[Data listing]
-=-=-

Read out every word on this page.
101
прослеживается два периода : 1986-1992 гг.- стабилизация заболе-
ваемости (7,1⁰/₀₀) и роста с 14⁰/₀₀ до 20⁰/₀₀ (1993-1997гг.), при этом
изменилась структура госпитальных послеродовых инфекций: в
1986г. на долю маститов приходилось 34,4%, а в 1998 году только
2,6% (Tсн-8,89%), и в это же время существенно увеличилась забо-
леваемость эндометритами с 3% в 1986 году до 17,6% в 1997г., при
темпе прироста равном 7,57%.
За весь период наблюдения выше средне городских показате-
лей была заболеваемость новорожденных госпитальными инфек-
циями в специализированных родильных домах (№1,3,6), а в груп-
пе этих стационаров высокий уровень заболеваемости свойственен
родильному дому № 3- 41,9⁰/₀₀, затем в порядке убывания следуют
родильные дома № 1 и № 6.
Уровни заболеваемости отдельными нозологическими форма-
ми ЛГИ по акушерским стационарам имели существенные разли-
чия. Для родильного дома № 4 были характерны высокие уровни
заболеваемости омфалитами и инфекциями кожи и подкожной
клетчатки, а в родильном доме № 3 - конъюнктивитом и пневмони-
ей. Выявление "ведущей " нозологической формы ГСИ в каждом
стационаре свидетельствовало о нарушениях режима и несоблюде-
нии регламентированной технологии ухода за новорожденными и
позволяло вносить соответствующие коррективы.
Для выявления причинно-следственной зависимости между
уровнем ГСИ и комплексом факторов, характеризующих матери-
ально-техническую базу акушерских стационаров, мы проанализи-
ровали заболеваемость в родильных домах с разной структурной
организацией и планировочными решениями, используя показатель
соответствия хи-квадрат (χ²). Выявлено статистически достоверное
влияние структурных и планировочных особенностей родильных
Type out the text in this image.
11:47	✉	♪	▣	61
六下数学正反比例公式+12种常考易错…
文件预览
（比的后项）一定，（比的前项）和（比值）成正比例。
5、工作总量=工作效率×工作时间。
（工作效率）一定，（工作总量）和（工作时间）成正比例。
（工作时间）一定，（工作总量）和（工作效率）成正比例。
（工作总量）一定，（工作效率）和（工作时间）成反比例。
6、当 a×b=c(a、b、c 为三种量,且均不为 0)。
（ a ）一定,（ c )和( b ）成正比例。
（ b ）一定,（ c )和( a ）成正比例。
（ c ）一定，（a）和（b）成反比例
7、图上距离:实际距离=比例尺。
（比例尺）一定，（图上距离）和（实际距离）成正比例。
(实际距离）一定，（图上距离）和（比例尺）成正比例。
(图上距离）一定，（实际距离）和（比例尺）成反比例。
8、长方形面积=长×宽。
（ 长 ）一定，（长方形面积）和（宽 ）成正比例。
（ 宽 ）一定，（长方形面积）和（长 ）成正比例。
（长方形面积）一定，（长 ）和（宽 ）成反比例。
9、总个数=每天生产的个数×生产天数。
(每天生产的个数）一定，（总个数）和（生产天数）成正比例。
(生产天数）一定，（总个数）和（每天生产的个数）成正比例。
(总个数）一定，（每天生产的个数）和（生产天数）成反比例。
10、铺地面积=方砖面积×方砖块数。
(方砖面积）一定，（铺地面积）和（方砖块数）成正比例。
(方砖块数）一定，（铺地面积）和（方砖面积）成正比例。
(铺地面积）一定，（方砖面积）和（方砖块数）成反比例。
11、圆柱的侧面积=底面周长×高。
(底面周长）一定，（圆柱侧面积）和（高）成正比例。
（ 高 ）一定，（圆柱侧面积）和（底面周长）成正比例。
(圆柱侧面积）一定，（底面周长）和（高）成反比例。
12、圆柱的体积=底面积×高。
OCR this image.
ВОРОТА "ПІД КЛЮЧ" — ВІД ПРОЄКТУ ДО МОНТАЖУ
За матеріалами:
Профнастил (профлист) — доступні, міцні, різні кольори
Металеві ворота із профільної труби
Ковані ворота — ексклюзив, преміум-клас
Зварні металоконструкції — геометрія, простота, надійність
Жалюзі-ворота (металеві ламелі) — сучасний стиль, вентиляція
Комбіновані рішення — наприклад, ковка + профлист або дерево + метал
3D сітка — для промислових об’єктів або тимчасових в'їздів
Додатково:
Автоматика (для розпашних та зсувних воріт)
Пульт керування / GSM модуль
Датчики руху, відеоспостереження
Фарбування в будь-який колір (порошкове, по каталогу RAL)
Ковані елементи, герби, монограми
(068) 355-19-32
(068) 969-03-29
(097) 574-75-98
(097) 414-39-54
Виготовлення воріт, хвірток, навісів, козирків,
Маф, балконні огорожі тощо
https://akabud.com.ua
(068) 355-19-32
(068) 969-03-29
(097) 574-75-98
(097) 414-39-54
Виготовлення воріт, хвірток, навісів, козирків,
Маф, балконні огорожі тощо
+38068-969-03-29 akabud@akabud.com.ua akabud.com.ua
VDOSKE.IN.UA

-=-=-

Which lines in the data above contain "году"? Show each one.

1986г. на долю маститов приходилось 34,4%, а в 1998 году только
леваемость эндометритами с 3% в 1986 году до 17,6% в 1997г., при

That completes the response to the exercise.